# Task directions:
Give every line of the material again, exactly as written.

# Provided data:
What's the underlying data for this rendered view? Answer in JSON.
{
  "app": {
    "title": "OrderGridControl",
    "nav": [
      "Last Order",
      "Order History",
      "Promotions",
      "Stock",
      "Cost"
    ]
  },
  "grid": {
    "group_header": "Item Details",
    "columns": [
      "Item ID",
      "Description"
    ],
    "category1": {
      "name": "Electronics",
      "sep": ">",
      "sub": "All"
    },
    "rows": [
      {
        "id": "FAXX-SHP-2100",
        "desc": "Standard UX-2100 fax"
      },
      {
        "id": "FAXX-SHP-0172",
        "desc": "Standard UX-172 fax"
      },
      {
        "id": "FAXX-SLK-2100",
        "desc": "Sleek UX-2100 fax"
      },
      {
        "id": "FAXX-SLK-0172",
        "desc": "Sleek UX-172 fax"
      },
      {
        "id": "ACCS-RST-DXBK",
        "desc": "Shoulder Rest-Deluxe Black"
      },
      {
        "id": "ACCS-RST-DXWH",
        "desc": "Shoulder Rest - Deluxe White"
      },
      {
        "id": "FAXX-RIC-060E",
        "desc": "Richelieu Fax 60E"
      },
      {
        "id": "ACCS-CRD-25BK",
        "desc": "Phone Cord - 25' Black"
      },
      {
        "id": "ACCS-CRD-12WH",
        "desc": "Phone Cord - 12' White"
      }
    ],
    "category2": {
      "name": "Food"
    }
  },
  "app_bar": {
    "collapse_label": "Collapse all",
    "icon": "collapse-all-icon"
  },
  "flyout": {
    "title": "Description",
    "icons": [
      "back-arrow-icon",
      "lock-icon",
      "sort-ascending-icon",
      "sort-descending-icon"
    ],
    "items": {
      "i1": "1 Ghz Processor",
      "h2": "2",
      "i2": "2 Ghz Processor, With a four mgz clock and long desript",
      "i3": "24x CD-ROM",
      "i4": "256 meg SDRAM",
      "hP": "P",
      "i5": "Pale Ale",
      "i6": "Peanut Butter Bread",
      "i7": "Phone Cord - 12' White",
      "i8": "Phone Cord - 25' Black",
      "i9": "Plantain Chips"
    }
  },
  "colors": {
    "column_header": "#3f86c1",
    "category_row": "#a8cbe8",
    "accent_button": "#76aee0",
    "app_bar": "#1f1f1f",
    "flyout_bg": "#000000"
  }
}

# Completed exercise:
What's the underlying data for this rendered view? Answer in JSON.
{
  "app": {
    "title": "OrderGridControl",
    "nav": [
      "Last Order",
      "Order History",
      "Promotions",
      "Stock",
      "Cost"
    ]
  },
  "grid": {
    "group_header": "Item Details",
    "columns": [
      "Item ID",
      "Description"
    ],
    "category1": {
      "name": "Electronics",
      "sep": ">",
      "sub": "All"
    },
    "rows": [
      {
        "id": "FAXX-SHP-2100",
        "desc": "Standard UX-2100 fax"
      },
      {
        "id": "FAXX-SHP-0172",
        "desc": "Standard UX-172 fax"
      },
      {
        "id": "FAXX-SLK-2100",
        "desc": "Sleek UX-2100 fax"
      },
      {
        "id": "FAXX-SLK-0172",
        "desc": "Sleek UX-172 fax"
      },
      {
        "id": "ACCS-RST-DXBK",
        "desc": "Shoulder Rest-Deluxe Black"
      },
      {
        "id": "ACCS-RST-DXWH",
        "desc": "Shoulder Rest - Deluxe White"
      },
      {
        "id": "FAXX-RIC-060E",
        "desc": "Richelieu Fax 60E"
      },
      {
        "id": "ACCS-CRD-25BK",
        "desc": "Phone Cord - 25' Black"
      },
      {
        "id": "ACCS-CRD-12WH",
        "desc": "Phone Cord - 12' White"
      }
    ],
    "category2": {
      "name": "Food"
    }
  },
  "app_bar": {
    "collapse_label": "Collapse all",
    "icon": "collapse-all-icon"
  },
  "flyout": {
    "title": "Description",
    "icons": [
      "back-arrow-icon",
      "lock-icon",
      "sort-ascending-icon",
      "sort-descending-icon"
    ],
    "items": {
      "i1": "1 Ghz Processor",
      "h2": "2",
      "i2": "2 Ghz Processor, With a four mgz clock and long desript",
      "i3": "24x CD-ROM",
      "i4": "256 meg SDRAM",
      "hP": "P",
      "i5": "Pale Ale",
      "i6": "Peanut Butter Bread",
      "i7": "Phone Cord - 12' White",
      "i8": "Phone Cord - 25' Black",
      "i9": "Plantain Chips"
    }
  },
  "colors": {
    "column_header": "#3f86c1",
    "category_row": "#a8cbe8",
    "accent_button": "#76aee0",
    "app_bar": "#1f1f1f",
    "flyout_bg": "#000000"
  }
}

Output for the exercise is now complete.